<<<<

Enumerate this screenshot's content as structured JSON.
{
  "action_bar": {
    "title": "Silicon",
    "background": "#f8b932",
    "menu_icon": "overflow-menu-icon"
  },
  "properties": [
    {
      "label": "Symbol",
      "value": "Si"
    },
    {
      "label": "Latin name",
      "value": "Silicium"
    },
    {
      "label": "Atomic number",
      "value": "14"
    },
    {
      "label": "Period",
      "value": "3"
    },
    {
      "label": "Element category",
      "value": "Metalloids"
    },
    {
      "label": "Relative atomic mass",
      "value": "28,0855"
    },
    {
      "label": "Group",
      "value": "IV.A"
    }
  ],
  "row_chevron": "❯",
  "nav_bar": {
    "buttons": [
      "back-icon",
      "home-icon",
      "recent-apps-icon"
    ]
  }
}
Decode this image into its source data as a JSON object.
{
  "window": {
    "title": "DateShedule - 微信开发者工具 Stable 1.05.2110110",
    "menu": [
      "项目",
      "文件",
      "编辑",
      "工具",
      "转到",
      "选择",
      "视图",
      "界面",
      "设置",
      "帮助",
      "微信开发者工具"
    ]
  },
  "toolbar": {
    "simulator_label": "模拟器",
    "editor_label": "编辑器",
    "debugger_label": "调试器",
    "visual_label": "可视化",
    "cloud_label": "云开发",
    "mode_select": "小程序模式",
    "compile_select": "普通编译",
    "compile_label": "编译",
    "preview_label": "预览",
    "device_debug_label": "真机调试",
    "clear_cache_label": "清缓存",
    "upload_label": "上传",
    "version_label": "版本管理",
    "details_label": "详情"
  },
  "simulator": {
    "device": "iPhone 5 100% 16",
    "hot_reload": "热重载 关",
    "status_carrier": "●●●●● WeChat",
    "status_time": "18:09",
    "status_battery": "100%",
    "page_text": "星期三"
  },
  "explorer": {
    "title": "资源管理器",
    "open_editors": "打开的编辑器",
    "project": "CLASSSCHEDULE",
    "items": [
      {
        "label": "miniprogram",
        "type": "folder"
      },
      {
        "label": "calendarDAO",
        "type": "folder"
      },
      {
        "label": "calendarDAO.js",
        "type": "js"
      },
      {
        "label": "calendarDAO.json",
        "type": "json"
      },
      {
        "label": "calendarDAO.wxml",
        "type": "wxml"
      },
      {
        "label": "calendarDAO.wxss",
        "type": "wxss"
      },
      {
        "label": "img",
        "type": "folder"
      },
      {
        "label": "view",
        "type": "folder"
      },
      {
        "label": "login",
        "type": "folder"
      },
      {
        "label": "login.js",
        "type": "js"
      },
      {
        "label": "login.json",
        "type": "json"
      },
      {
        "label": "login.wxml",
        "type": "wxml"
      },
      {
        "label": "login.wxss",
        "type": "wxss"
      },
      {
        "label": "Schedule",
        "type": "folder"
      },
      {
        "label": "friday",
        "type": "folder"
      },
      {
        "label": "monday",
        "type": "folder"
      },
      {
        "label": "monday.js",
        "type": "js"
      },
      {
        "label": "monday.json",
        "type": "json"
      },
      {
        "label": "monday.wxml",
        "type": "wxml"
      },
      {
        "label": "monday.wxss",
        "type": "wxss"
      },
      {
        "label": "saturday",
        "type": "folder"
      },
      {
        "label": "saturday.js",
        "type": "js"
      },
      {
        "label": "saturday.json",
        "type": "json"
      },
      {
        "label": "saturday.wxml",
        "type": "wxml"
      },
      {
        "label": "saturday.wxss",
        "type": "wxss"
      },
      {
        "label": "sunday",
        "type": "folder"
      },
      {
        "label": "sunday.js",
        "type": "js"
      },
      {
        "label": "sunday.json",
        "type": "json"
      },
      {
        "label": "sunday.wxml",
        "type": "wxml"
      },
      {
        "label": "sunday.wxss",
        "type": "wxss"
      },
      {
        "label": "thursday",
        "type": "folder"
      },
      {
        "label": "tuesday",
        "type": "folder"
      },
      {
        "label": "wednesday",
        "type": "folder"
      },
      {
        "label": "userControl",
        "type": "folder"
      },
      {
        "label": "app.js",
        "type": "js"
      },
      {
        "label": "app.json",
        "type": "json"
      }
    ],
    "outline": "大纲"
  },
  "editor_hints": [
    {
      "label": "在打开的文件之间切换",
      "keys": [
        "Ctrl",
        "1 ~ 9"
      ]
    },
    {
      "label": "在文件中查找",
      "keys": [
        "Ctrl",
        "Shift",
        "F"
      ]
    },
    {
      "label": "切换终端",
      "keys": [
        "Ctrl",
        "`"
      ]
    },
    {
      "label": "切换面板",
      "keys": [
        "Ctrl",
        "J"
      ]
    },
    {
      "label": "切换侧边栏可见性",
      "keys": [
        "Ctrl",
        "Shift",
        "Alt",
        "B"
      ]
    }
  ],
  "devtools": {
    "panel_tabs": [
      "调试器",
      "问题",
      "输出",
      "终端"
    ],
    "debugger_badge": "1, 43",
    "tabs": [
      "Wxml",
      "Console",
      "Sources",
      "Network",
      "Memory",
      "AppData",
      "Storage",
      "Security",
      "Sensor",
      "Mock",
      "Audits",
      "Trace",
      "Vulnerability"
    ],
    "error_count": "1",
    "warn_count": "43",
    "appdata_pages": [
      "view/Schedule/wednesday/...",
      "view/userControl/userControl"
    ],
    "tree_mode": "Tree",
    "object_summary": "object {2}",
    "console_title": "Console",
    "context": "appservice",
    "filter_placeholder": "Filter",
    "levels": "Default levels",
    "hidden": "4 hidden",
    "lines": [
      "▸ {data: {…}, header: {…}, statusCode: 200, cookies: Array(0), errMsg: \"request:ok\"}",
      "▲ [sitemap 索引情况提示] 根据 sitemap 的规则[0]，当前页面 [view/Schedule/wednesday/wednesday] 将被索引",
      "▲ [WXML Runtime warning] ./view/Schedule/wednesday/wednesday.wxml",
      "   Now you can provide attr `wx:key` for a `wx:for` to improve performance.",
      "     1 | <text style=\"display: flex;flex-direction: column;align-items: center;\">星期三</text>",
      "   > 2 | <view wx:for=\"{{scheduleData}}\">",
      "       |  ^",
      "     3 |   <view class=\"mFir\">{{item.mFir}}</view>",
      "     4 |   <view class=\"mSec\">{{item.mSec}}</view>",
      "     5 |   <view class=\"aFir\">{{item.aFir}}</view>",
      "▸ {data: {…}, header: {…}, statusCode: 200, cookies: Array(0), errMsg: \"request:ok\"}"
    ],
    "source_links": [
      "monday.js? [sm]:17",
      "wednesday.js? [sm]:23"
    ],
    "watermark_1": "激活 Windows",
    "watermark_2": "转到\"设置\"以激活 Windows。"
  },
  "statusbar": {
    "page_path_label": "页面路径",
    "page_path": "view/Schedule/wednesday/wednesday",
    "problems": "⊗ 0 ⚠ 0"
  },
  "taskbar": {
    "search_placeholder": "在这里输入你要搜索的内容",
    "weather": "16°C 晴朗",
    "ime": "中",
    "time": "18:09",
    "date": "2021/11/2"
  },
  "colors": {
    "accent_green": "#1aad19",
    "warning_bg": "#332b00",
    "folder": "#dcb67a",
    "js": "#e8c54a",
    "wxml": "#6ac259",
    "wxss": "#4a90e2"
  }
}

>>>>

• What is asked
From the material above, copy each line that includes the word "wednesday".

• Task result
        "label": "wednesday",
      "view/Schedule/wednesday/...",
      "▲ [sitemap 索引情况提示] 根据 sitemap 的规则[0]，当前页面 [view/Schedule/wednesday/wednesday] 将被索引",
      "▲ [WXML Runtime warning] ./view/Schedule/wednesday/wednesday.wxml",
      "wednesday.js? [sm]:23"
    "page_path": "view/Schedule/wednesday/wednesday",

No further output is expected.